Request. Give the listing again character for character, but drop the images.

※ ※ ※

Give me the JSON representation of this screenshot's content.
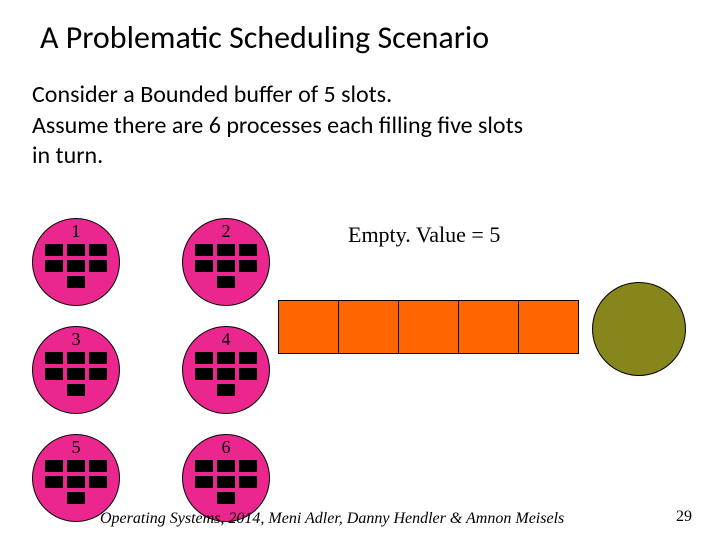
{
  "title": "A Problematic Scheduling Scenario",
  "description_lines": [
    "Consider a Bounded buffer of 5 slots.",
    "Assume there are 6 processes each filling five slots",
    " in turn."
  ],
  "processes": [
    {
      "num": "1"
    },
    {
      "num": "2"
    },
    {
      "num": "3"
    },
    {
      "num": "4"
    },
    {
      "num": "5"
    },
    {
      "num": "6"
    }
  ],
  "process_slot_pattern": [
    true,
    true,
    true,
    true,
    true,
    true,
    false,
    true,
    false
  ],
  "process_circle_color": "#ec268f",
  "process_slot_color": "#000000",
  "empty_label": "Empty. Value = 5",
  "buffer_cells": 5,
  "buffer_cell_color": "#ff6600",
  "big_circle_color": "#86861c",
  "footer": "Operating Systems, 2014, Meni Adler, Danny Hendler & Amnon Meisels",
  "page_number": "29"
}
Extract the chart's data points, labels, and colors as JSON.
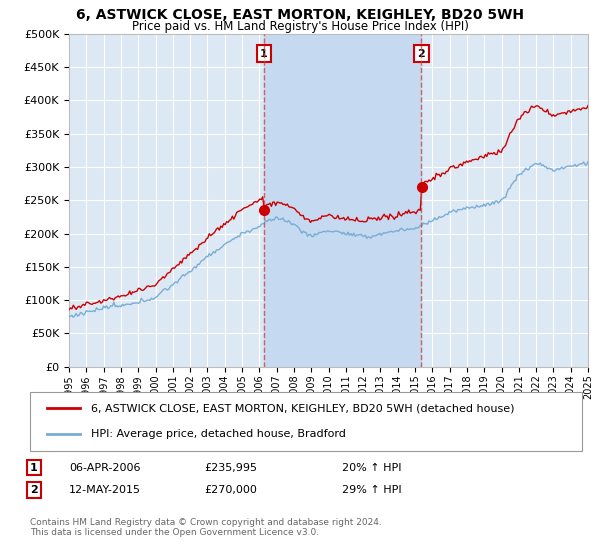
{
  "title": "6, ASTWICK CLOSE, EAST MORTON, KEIGHLEY, BD20 5WH",
  "subtitle": "Price paid vs. HM Land Registry's House Price Index (HPI)",
  "title_fontsize": 10,
  "subtitle_fontsize": 8.5,
  "background_color": "#ffffff",
  "plot_bg_color": "#dce9f5",
  "shade_color": "#c5d9f0",
  "grid_color": "#ffffff",
  "red_color": "#cc0000",
  "blue_color": "#7aadd4",
  "sale1_x": 2006.27,
  "sale2_x": 2015.37,
  "annotation1": {
    "label": "1",
    "date": "06-APR-2006",
    "price": "£235,995",
    "pct": "20% ↑ HPI"
  },
  "annotation2": {
    "label": "2",
    "date": "12-MAY-2015",
    "price": "£270,000",
    "pct": "29% ↑ HPI"
  },
  "legend1": "6, ASTWICK CLOSE, EAST MORTON, KEIGHLEY, BD20 5WH (detached house)",
  "legend2": "HPI: Average price, detached house, Bradford",
  "footer": "Contains HM Land Registry data © Crown copyright and database right 2024.\nThis data is licensed under the Open Government Licence v3.0.",
  "ylim": [
    0,
    500000
  ],
  "yticks": [
    0,
    50000,
    100000,
    150000,
    200000,
    250000,
    300000,
    350000,
    400000,
    450000,
    500000
  ],
  "xmin": 1995,
  "xmax": 2025
}
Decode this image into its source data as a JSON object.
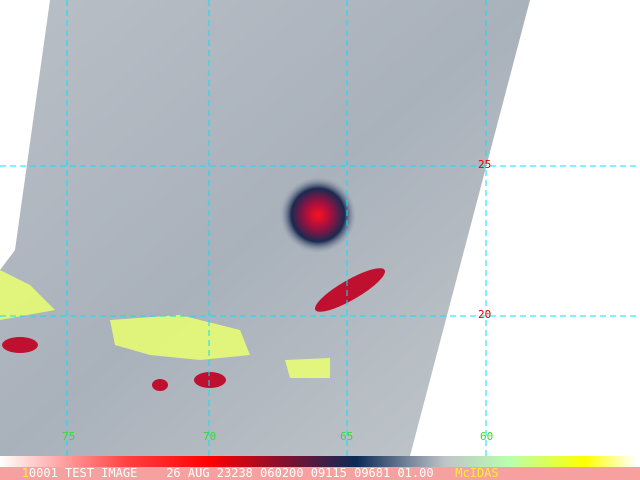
{
  "labels": {
    "lat": [
      "25",
      "20"
    ],
    "lon": [
      "75",
      "70",
      "65",
      "60"
    ]
  },
  "status": {
    "frame": "1",
    "text": "0001 TEST IMAGE",
    "date": "26 AUG 23238",
    "time": "060200",
    "f1": "09115",
    "f2": "09681",
    "f3": "01.00",
    "brand": "McIDAS"
  },
  "colors": {
    "grid": "#00e5ff",
    "lat_label": "#e00000",
    "lon_label": "#33dd33",
    "coast": "#ffff33",
    "status_bg": "#f7a0a0",
    "brand": "#ffee33"
  }
}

※ ※ ※

Output for this task.
Give me the JSON representation of this screenshot's content.
{
  "title": "A Problematic Scheduling Scenario",
  "description_lines": [
    "Consider a Bounded buffer of 5 slots.",
    "Assume there are 6 processes each filling five slots",
    " in turn."
  ],
  "processes": [
    {
      "num": "1"
    },
    {
      "num": "2"
    },
    {
      "num": "3"
    },
    {
      "num": "4"
    },
    {
      "num": "5"
    },
    {
      "num": "6"
    }
  ],
  "process_slot_pattern": [
    true,
    true,
    true,
    true,
    true,
    true,
    false,
    true,
    false
  ],
  "process_circle_color": "#ec268f",
  "process_slot_color": "#000000",
  "empty_label": "Empty. Value = 5",
  "buffer_cells": 5,
  "buffer_cell_color": "#ff6600",
  "big_circle_color": "#86861c",
  "footer": "Operating Systems, 2014, Meni Adler, Danny Hendler & Amnon Meisels",
  "page_number": "29"
}
Extract the chart's data points, labels, and colors as JSON.
{
  "title": "6, ASTWICK CLOSE, EAST MORTON, KEIGHLEY, BD20 5WH",
  "subtitle": "Price paid vs. HM Land Registry's House Price Index (HPI)",
  "title_fontsize": 10,
  "subtitle_fontsize": 8.5,
  "background_color": "#ffffff",
  "plot_bg_color": "#dce9f5",
  "shade_color": "#c5d9f0",
  "grid_color": "#ffffff",
  "red_color": "#cc0000",
  "blue_color": "#7aadd4",
  "sale1_x": 2006.27,
  "sale2_x": 2015.37,
  "annotation1": {
    "label": "1",
    "date": "06-APR-2006",
    "price": "£235,995",
    "pct": "20% ↑ HPI"
  },
  "annotation2": {
    "label": "2",
    "date": "12-MAY-2015",
    "price": "£270,000",
    "pct": "29% ↑ HPI"
  },
  "legend1": "6, ASTWICK CLOSE, EAST MORTON, KEIGHLEY, BD20 5WH (detached house)",
  "legend2": "HPI: Average price, detached house, Bradford",
  "footer": "Contains HM Land Registry data © Crown copyright and database right 2024.\nThis data is licensed under the Open Government Licence v3.0.",
  "ylim": [
    0,
    500000
  ],
  "yticks": [
    0,
    50000,
    100000,
    150000,
    200000,
    250000,
    300000,
    350000,
    400000,
    450000,
    500000
  ],
  "xmin": 1995,
  "xmax": 2025
}
Decode this image into its source data as a JSON object.
{
  "labels": {
    "lat": [
      "25",
      "20"
    ],
    "lon": [
      "75",
      "70",
      "65",
      "60"
    ]
  },
  "status": {
    "frame": "1",
    "text": "0001 TEST IMAGE",
    "date": "26 AUG 23238",
    "time": "060200",
    "f1": "09115",
    "f2": "09681",
    "f3": "01.00",
    "brand": "McIDAS"
  },
  "colors": {
    "grid": "#00e5ff",
    "lat_label": "#e00000",
    "lon_label": "#33dd33",
    "coast": "#ffff33",
    "status_bg": "#f7a0a0",
    "brand": "#ffee33"
  }
}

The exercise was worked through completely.